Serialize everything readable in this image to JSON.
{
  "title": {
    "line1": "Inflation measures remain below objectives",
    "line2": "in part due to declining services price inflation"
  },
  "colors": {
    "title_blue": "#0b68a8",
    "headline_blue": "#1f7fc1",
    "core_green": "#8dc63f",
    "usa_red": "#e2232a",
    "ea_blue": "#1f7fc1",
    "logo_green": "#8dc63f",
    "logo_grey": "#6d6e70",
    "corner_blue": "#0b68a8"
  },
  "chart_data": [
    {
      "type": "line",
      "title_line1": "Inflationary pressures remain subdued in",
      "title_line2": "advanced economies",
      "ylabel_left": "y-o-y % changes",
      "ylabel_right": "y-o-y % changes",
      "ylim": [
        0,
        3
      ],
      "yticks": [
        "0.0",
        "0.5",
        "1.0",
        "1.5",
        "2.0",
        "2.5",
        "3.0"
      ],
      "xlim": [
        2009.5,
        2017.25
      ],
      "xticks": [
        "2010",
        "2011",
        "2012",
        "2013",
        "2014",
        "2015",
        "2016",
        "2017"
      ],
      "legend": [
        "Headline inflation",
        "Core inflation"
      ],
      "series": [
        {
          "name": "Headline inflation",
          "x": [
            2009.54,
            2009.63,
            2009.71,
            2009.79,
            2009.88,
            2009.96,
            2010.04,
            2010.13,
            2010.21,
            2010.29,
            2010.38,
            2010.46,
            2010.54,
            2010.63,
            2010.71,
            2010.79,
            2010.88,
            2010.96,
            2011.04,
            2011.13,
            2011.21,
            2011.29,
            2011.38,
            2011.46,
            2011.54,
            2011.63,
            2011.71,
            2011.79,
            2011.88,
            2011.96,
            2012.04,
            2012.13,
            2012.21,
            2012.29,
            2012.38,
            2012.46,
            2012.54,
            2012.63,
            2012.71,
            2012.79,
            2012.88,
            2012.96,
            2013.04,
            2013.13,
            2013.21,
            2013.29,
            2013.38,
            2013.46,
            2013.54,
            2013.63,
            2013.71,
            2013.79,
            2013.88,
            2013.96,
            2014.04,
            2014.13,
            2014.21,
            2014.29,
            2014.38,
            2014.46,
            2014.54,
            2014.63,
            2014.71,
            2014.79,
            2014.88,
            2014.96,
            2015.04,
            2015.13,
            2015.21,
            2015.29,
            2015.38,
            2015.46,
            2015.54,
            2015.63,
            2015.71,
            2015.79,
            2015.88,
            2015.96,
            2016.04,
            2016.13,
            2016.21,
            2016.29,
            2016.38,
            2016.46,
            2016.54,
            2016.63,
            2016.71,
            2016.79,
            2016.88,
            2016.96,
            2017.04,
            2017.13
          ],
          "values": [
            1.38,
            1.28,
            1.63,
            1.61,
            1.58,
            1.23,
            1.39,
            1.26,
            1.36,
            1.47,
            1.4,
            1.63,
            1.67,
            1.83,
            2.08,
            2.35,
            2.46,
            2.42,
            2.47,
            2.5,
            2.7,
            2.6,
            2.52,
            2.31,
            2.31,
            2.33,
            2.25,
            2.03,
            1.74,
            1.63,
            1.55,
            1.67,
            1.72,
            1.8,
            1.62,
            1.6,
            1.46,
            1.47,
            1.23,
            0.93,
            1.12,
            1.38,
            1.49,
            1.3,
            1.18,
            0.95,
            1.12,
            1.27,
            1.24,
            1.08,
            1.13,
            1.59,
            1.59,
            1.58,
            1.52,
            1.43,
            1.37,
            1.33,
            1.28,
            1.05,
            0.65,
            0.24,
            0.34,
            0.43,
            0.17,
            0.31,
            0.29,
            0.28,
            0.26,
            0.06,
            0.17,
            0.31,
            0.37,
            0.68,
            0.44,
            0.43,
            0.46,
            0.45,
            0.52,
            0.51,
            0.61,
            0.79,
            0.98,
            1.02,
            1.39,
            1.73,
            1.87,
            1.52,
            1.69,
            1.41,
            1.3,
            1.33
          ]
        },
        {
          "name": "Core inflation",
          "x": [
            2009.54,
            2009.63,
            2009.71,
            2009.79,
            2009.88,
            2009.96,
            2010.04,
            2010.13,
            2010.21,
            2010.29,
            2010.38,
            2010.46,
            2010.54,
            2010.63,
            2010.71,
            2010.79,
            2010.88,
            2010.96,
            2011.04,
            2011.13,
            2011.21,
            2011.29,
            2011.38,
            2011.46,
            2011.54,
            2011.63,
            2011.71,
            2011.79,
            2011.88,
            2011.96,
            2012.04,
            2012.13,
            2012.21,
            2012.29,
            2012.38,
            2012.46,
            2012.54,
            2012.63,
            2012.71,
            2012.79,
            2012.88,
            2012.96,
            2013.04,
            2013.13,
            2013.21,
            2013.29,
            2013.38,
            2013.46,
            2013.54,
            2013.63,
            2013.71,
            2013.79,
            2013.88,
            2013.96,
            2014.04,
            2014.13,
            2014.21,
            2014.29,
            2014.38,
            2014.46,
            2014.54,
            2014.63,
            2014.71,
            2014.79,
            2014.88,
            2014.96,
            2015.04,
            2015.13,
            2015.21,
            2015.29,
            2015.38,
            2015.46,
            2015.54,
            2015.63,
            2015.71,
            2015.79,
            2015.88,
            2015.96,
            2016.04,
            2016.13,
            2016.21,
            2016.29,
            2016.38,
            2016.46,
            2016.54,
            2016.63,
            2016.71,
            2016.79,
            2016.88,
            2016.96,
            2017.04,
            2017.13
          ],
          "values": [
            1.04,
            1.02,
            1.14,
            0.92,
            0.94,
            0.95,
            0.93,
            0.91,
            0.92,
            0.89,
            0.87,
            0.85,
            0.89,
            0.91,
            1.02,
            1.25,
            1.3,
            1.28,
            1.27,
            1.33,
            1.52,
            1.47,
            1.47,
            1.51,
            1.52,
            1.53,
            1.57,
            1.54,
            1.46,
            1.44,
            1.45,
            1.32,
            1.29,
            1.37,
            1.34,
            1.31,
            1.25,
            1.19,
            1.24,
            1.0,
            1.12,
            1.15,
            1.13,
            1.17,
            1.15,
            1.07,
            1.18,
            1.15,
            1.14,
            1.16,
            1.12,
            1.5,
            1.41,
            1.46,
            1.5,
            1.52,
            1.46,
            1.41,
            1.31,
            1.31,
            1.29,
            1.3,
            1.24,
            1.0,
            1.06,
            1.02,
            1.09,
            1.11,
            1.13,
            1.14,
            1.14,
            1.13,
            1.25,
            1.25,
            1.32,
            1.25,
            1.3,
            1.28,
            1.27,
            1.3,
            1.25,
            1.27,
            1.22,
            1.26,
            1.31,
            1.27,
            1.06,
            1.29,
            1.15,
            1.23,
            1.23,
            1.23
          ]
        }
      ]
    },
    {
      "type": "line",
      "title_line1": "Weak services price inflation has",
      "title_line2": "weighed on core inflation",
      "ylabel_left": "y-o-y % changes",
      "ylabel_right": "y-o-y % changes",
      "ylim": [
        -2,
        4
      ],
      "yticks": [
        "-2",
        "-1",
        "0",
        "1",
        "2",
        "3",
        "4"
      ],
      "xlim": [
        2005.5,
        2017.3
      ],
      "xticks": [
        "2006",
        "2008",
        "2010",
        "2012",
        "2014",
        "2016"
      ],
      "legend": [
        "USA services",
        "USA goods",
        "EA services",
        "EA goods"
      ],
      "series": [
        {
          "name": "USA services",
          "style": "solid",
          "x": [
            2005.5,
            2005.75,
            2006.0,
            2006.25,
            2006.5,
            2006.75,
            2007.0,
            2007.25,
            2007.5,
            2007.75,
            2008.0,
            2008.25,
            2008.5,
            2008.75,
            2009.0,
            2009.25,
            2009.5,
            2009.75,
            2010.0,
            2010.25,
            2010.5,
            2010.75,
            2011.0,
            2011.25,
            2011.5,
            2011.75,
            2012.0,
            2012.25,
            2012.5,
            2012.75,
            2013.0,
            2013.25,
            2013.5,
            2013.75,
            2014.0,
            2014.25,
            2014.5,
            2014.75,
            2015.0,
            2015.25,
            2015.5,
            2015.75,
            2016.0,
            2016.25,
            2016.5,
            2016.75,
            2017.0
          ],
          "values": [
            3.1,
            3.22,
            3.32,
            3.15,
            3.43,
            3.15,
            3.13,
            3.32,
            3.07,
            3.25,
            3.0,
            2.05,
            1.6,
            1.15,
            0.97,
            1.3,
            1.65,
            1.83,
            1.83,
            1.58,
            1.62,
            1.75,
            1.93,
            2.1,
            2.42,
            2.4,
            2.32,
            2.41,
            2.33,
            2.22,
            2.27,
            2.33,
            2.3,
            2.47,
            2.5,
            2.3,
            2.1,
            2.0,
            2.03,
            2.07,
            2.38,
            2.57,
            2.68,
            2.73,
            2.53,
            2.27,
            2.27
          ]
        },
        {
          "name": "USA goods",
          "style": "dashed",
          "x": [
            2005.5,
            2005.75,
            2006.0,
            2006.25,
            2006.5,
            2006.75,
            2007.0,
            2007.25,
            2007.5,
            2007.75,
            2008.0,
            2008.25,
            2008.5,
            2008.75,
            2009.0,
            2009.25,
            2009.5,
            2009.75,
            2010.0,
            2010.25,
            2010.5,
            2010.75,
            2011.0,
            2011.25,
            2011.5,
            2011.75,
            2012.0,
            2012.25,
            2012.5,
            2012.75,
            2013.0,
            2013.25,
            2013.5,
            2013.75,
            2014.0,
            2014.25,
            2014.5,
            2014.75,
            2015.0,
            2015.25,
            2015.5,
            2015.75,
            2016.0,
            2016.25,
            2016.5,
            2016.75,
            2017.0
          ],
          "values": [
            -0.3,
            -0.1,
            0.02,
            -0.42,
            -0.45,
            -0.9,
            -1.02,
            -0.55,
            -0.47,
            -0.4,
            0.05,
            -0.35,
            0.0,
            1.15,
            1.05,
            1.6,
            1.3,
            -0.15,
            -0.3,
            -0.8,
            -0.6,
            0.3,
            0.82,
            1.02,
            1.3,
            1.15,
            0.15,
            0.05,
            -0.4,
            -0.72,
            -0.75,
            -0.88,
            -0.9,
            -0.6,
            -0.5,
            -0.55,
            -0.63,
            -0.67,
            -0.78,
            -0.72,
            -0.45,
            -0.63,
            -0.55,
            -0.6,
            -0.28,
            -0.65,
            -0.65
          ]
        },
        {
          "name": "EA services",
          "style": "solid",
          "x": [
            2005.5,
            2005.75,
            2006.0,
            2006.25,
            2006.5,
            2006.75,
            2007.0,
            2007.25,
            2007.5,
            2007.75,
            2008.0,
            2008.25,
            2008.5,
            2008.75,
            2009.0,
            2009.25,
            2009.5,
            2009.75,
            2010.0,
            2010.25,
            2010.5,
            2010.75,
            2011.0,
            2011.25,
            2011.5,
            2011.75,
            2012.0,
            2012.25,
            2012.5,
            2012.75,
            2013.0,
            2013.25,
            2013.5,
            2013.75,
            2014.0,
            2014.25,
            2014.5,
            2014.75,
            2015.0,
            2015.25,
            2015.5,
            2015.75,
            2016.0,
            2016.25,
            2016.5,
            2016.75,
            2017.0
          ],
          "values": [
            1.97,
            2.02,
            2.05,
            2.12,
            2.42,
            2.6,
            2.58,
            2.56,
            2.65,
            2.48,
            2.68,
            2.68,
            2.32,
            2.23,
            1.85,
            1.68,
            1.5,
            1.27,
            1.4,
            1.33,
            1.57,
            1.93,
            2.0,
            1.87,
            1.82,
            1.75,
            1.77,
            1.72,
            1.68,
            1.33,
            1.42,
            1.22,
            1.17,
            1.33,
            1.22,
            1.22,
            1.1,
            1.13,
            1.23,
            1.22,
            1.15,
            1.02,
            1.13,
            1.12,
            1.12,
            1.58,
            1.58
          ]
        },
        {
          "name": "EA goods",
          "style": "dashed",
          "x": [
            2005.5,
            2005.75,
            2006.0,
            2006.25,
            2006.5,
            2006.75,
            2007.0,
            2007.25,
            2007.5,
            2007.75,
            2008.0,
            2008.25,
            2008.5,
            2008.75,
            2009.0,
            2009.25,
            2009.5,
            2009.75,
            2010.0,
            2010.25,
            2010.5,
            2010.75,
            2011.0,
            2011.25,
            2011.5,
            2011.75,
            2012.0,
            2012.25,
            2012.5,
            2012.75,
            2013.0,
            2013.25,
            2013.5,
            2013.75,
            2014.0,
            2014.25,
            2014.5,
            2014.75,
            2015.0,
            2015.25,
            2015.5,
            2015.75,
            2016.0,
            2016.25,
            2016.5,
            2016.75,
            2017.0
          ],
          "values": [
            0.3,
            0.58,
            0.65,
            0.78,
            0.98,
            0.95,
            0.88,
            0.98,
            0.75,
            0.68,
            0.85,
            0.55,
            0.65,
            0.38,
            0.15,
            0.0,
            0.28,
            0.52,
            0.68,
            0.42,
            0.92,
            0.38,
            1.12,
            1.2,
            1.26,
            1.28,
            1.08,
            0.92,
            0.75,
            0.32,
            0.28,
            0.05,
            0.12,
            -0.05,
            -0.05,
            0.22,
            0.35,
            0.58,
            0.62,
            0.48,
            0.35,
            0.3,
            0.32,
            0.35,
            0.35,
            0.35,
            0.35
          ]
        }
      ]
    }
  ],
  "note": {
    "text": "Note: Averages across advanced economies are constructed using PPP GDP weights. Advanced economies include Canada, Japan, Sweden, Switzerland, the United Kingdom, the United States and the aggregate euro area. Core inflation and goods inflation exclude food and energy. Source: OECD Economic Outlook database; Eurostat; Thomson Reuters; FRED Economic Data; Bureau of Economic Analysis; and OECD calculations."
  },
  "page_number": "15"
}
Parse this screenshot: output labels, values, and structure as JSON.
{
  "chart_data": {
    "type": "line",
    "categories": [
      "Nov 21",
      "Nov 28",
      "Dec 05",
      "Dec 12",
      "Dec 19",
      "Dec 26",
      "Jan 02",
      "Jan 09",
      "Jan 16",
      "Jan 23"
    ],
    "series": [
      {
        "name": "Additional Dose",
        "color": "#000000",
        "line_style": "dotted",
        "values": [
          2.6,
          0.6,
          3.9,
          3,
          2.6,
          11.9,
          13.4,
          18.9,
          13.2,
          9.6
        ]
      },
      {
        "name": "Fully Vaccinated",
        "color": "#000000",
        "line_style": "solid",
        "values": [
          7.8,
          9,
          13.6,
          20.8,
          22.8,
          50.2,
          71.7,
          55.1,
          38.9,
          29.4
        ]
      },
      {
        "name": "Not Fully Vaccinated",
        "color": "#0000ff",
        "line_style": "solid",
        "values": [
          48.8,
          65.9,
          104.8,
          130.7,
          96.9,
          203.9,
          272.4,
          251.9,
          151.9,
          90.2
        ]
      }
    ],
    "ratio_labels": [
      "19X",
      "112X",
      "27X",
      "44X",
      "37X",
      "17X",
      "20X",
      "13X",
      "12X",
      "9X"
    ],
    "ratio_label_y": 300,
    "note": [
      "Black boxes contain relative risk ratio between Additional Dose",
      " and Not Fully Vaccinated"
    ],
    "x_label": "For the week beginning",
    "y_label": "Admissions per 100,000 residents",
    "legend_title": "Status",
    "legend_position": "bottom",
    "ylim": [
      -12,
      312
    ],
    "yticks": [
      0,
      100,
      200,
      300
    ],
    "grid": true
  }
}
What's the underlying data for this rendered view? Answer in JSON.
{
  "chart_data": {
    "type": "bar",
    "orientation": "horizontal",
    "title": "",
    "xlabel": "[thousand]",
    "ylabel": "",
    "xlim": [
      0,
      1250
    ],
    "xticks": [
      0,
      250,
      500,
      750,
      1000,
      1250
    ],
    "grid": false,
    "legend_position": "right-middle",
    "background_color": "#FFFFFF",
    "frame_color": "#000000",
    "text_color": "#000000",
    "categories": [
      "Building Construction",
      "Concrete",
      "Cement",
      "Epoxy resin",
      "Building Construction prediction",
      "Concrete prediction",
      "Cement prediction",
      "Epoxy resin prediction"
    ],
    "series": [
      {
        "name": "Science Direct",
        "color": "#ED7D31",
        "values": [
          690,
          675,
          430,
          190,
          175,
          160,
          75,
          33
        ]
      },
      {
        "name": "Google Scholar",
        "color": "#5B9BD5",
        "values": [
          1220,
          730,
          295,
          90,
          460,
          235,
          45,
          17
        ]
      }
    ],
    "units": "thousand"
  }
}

----------

- **Set task**
Find each line with the string "goods" and copy it out.

- **Solution for this task**
        "USA goods",
        "EA goods"
          "name": "USA goods",
          "name": "EA goods",
    "text": "Note: Averages across advanced economies are constructed using PPP GDP weights. Advanced economies include Canada, Japan, Sweden, Switzerland, the United Kingdom, the United States and the aggregate euro area. Core inflation and goods inflation exclude food and energy. Source: OECD Economic Outlook database; Eurostat; Thomson Reuters; FRED Economic Data; Bureau of Economic Analysis; and OECD calculations."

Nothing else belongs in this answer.